-- Begin RECORDS FOR THIS EXERCISE --

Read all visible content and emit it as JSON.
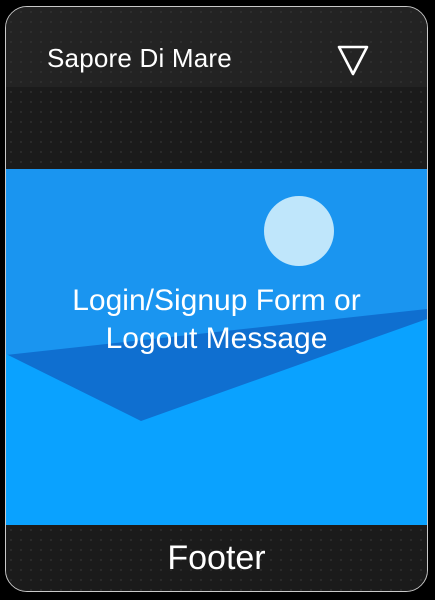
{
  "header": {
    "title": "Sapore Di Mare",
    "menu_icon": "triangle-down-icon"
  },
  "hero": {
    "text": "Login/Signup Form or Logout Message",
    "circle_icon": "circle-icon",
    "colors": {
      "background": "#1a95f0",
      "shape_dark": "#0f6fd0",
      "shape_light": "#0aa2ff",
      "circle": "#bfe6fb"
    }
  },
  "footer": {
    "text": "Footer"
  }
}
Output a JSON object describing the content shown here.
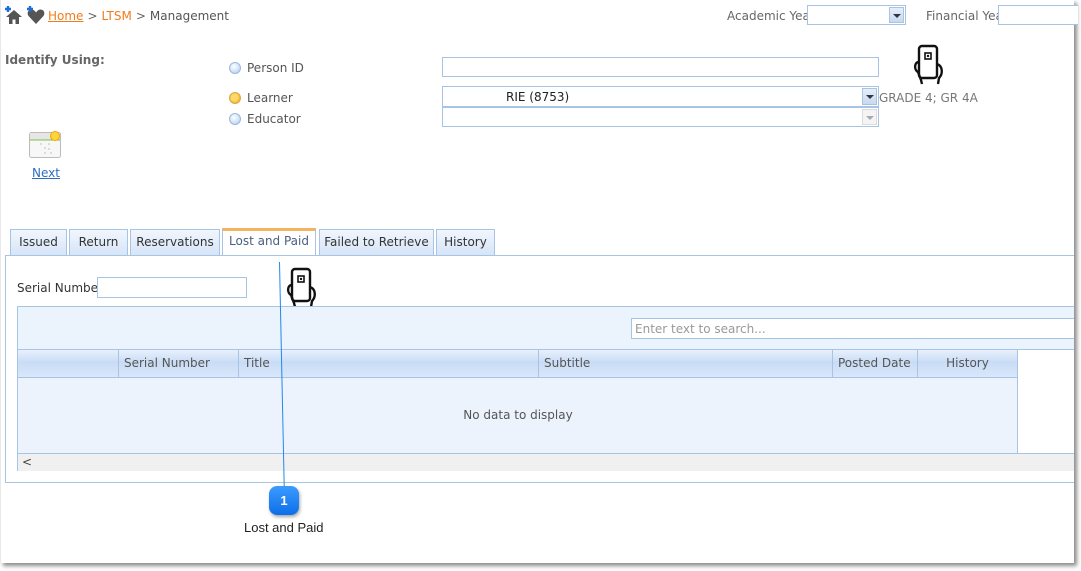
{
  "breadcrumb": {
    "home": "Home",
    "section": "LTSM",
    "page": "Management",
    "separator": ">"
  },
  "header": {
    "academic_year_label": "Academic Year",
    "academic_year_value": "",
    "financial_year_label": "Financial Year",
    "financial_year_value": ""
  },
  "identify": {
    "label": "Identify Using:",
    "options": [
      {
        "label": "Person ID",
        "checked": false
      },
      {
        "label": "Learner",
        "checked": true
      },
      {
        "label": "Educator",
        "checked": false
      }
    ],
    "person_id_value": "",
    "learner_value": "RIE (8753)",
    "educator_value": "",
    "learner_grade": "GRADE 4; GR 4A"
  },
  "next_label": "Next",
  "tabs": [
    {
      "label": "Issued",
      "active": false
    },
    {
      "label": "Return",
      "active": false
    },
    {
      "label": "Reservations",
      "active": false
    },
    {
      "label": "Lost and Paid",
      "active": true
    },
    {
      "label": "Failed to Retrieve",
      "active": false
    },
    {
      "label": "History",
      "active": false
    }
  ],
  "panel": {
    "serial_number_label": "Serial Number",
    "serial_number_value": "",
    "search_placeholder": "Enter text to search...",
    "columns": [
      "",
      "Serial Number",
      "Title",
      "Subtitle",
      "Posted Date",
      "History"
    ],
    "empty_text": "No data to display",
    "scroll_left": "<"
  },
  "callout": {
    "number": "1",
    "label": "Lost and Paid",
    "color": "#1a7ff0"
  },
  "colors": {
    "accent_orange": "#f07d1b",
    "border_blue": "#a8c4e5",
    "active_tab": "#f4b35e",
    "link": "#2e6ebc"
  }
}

-- End RECORDS FOR THIS EXERCISE --
-- Begin RECORDS FOR THIS EXERCISE --

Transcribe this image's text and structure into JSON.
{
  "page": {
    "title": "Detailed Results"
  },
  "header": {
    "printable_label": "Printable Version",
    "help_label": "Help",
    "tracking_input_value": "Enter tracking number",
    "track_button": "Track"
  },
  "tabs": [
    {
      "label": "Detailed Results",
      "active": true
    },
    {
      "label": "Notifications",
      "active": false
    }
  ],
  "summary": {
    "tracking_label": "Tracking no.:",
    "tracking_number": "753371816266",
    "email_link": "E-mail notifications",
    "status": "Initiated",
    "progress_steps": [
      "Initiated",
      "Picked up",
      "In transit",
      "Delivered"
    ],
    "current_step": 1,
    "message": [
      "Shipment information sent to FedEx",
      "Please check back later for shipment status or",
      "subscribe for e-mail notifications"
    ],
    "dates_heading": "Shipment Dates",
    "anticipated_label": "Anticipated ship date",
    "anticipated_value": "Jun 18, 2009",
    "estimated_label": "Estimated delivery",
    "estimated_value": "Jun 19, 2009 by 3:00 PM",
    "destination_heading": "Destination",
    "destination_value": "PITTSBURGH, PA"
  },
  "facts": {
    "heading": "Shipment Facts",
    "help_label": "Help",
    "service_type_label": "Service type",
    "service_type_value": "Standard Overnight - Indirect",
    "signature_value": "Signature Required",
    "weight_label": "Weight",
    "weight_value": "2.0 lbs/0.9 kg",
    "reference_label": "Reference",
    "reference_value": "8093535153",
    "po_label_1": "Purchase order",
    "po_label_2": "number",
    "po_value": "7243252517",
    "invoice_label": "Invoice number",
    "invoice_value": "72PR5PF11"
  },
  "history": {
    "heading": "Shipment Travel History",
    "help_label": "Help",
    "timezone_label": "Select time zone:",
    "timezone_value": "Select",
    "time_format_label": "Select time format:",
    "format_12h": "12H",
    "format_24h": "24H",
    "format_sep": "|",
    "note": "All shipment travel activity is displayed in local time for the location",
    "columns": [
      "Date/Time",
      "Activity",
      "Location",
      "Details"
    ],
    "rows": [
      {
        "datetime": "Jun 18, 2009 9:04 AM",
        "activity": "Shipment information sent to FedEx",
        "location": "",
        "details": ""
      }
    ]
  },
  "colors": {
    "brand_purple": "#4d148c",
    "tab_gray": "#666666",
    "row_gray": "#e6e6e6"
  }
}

-- End RECORDS FOR THIS EXERCISE --

**WHAT TO DO**
Give only the number of lines that include the word "JSON".

**WRITTEN ANSWER**
3